**Brief:**
Locate the string "Inicio" throughout the material and copy every line in which it occurs.

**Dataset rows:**
┌──

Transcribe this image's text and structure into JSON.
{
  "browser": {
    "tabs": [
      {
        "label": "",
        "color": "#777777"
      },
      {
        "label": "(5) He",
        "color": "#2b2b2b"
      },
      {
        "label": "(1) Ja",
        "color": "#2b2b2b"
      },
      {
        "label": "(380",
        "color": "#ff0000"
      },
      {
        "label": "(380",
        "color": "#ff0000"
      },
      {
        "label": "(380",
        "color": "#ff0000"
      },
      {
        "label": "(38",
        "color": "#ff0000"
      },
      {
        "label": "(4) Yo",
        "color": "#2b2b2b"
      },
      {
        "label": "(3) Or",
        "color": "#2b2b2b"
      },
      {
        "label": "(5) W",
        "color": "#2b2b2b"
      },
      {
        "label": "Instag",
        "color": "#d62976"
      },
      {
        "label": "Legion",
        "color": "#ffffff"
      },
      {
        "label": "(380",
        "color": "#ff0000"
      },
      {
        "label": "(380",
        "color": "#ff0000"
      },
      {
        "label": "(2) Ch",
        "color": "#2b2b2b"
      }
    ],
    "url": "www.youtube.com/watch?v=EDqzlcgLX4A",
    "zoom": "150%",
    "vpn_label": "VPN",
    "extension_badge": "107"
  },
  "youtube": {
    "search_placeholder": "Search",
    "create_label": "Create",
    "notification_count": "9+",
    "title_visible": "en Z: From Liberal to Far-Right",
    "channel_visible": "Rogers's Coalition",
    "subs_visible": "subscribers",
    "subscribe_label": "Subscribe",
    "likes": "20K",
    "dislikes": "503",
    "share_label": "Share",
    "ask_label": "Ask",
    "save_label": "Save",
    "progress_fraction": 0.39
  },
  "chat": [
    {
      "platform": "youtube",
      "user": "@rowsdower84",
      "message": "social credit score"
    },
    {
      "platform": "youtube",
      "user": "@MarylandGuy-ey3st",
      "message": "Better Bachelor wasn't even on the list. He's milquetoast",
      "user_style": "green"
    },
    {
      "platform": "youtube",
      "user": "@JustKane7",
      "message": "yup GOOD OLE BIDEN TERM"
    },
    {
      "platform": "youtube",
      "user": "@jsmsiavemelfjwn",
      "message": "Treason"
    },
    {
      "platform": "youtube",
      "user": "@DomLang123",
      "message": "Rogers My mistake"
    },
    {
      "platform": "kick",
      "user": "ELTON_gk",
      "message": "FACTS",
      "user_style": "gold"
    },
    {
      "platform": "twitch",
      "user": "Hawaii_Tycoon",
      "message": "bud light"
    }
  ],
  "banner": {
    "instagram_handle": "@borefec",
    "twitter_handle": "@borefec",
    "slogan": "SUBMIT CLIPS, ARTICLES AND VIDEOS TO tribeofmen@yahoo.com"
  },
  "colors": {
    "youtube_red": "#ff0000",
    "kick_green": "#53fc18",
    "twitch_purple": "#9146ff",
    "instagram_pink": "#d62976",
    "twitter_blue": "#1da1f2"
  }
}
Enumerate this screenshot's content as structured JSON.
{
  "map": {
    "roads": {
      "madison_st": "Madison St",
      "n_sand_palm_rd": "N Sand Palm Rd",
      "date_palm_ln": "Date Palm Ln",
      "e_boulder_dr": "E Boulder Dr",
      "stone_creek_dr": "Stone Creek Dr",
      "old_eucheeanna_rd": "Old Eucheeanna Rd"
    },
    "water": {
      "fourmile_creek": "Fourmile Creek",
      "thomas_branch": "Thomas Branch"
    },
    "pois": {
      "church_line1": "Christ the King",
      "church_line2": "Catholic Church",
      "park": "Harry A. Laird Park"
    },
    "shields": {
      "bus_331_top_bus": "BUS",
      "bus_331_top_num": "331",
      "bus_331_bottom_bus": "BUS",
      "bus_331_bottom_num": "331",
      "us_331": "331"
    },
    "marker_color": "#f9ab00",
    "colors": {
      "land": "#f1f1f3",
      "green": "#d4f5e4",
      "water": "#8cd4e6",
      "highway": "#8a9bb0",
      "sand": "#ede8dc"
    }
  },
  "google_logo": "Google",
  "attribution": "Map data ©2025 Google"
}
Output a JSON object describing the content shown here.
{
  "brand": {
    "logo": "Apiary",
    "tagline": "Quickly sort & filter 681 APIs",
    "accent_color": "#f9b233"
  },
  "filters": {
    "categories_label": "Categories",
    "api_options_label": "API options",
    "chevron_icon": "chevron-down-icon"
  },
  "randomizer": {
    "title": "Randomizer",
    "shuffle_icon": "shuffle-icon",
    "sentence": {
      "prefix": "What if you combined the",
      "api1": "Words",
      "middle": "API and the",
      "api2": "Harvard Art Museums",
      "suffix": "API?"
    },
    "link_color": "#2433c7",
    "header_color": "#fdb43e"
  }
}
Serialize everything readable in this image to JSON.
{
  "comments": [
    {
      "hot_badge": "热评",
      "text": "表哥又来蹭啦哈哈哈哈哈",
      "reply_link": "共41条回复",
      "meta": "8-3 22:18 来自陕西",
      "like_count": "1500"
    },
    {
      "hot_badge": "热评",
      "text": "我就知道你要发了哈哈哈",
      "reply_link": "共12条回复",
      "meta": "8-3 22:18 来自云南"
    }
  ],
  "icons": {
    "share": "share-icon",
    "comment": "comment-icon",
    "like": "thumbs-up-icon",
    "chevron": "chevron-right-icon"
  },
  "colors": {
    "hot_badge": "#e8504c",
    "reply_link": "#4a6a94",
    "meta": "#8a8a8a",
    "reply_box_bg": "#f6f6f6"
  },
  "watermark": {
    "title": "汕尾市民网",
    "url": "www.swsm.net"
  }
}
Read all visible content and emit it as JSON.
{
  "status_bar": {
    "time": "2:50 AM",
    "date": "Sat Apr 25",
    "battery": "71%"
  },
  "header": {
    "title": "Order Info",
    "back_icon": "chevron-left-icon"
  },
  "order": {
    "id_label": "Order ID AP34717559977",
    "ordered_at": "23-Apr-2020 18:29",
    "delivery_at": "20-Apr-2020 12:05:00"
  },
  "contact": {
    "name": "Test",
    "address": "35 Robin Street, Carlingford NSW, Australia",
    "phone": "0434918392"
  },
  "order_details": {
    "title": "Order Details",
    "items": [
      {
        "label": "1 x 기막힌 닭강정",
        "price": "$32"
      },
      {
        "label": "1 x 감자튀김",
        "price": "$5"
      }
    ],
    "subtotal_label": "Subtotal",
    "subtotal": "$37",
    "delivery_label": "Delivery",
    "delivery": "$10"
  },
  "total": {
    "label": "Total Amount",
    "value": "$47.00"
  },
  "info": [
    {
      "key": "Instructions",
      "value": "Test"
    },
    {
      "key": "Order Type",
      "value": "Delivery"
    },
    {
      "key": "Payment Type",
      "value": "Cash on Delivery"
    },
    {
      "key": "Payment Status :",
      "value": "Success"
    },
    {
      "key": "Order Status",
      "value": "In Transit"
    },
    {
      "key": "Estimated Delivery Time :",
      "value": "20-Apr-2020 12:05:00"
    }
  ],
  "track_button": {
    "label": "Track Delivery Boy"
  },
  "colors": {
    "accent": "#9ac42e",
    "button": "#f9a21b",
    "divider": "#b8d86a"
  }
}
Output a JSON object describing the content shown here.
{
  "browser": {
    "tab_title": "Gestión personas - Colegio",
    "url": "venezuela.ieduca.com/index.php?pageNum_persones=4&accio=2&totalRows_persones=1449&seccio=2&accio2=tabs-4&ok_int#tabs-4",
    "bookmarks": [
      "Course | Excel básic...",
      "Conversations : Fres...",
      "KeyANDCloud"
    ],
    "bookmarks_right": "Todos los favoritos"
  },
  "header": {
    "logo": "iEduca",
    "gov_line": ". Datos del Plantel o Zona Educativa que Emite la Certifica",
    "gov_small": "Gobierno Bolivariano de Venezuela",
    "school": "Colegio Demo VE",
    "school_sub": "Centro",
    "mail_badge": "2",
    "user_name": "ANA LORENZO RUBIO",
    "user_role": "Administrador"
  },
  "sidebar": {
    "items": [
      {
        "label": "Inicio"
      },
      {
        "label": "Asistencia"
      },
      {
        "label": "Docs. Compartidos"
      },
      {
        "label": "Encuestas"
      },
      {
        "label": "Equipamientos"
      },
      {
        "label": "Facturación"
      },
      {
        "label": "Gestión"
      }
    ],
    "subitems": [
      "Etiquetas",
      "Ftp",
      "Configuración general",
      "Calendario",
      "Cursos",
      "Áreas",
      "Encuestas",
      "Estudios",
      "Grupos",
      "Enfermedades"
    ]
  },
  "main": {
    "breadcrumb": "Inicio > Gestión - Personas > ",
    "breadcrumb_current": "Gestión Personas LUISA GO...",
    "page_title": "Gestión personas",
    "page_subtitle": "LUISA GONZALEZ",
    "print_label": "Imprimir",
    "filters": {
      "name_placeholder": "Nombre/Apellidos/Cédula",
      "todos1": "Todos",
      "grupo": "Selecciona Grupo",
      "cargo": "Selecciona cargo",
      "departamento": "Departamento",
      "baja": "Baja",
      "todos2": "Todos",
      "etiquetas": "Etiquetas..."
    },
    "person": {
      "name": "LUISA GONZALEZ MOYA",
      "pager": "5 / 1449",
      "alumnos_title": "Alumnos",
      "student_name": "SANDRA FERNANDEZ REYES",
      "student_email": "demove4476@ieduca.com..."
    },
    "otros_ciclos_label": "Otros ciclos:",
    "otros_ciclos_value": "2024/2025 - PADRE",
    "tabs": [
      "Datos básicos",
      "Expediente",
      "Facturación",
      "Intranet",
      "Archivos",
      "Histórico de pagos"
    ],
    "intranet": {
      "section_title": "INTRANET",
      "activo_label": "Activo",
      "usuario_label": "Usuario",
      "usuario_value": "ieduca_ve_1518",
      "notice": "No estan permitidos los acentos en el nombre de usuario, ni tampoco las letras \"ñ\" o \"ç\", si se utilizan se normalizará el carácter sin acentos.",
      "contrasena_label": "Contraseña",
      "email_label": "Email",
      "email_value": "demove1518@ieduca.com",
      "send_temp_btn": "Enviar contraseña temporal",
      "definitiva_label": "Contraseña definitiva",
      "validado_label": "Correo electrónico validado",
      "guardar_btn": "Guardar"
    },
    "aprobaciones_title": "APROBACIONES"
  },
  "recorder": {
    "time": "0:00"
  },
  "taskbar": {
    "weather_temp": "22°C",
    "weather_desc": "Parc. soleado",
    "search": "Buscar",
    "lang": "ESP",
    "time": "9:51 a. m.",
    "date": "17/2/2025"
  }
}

└──

**Solution for this exercise:**
        "label": "Inicio"
    "breadcrumb": "Inicio > Gestión - Personas > ",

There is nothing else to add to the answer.